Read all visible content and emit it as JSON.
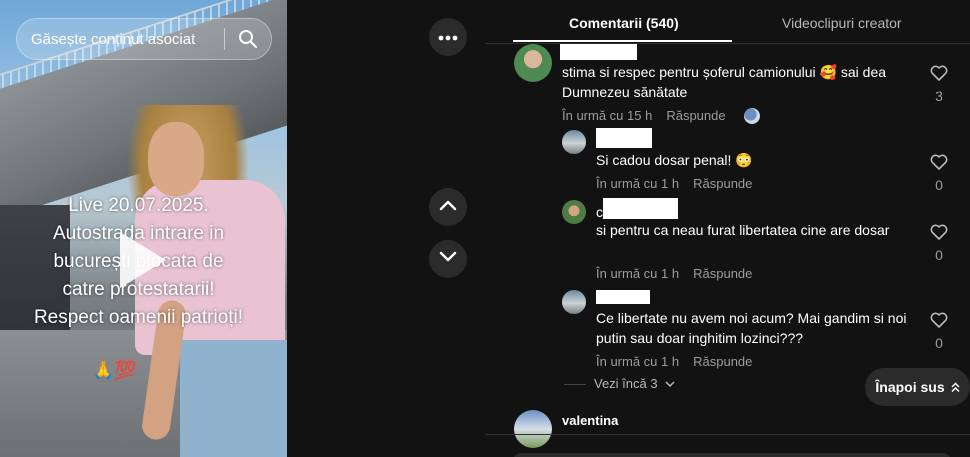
{
  "video": {
    "search_placeholder": "Găsește conținut asociat",
    "overlay_lines": [
      "Live 20.07.2025.",
      "Autostrada intrare in",
      "bucurești blocata de",
      "catre protestatarii!",
      "Respect oamenii patrioți!"
    ],
    "overlay_emoji": "🙏💯"
  },
  "side_controls": {
    "more_icon": "ellipsis-icon",
    "up_icon": "chevron-up-icon",
    "down_icon": "chevron-down-icon"
  },
  "tabs": [
    {
      "label": "Comentarii (540)",
      "active": true
    },
    {
      "label": "Videoclipuri creator",
      "active": false
    }
  ],
  "comments": [
    {
      "text": "stima si respec pentru șoferul camionului 🥰 sai dea Dumnezeu sănătate",
      "time": "În urmă cu 15 h",
      "reply": "Răspunde",
      "likes": "3"
    },
    {
      "text": "Si cadou dosar penal! 😳",
      "time": "În urmă cu 1 h",
      "reply": "Răspunde",
      "likes": "0"
    },
    {
      "name_prefix": "c",
      "text": "si pentru ca neau furat libertatea cine are dosar",
      "time": "În urmă cu 1 h",
      "reply": "Răspunde",
      "likes": "0"
    },
    {
      "text": "Ce libertate nu avem noi acum? Mai gandim si noi putin sau doar inghitim lozinci???",
      "time": "În urmă cu 1 h",
      "reply": "Răspunde",
      "likes": "0"
    }
  ],
  "see_more": "Vezi încă 3",
  "back_to_top": "Înapoi sus",
  "next_comment_name": "valentina",
  "colors": {
    "background": "#121212",
    "muted_text": "#9c9c9c",
    "button_bg": "#2b2b2b"
  }
}
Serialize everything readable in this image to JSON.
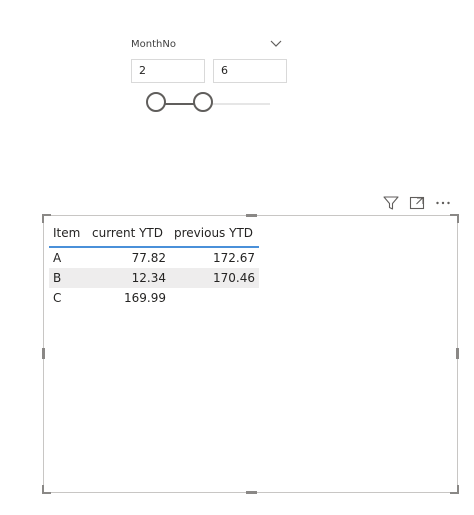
-=-=-
=== Task objective ===
Every record above should be written out again without change, except that the pictures are left out.

=== Answer to the task ===
Read all visible content and emit it as JSON.
{
  "video": {
    "search_placeholder": "Găsește conținut asociat",
    "overlay_lines": [
      "Live 20.07.2025.",
      "Autostrada intrare in",
      "bucurești blocata de",
      "catre protestatarii!",
      "Respect oamenii patrioți!"
    ],
    "overlay_emoji": "🙏💯"
  },
  "side_controls": {
    "more_icon": "ellipsis-icon",
    "up_icon": "chevron-up-icon",
    "down_icon": "chevron-down-icon"
  },
  "tabs": [
    {
      "label": "Comentarii (540)",
      "active": true
    },
    {
      "label": "Videoclipuri creator",
      "active": false
    }
  ],
  "comments": [
    {
      "text": "stima si respec pentru șoferul camionului 🥰 sai dea Dumnezeu sănătate",
      "time": "În urmă cu 15 h",
      "reply": "Răspunde",
      "likes": "3"
    },
    {
      "text": "Si cadou dosar penal! 😳",
      "time": "În urmă cu 1 h",
      "reply": "Răspunde",
      "likes": "0"
    },
    {
      "name_prefix": "c",
      "text": "si pentru ca neau furat libertatea cine are dosar",
      "time": "În urmă cu 1 h",
      "reply": "Răspunde",
      "likes": "0"
    },
    {
      "text": "Ce libertate nu avem noi acum? Mai gandim si noi putin sau doar inghitim lozinci???",
      "time": "În urmă cu 1 h",
      "reply": "Răspunde",
      "likes": "0"
    }
  ],
  "see_more": "Vezi încă 3",
  "back_to_top": "Înapoi sus",
  "next_comment_name": "valentina",
  "colors": {
    "background": "#121212",
    "muted_text": "#9c9c9c",
    "button_bg": "#2b2b2b"
  }
}
Serialize everything readable in this image to JSON.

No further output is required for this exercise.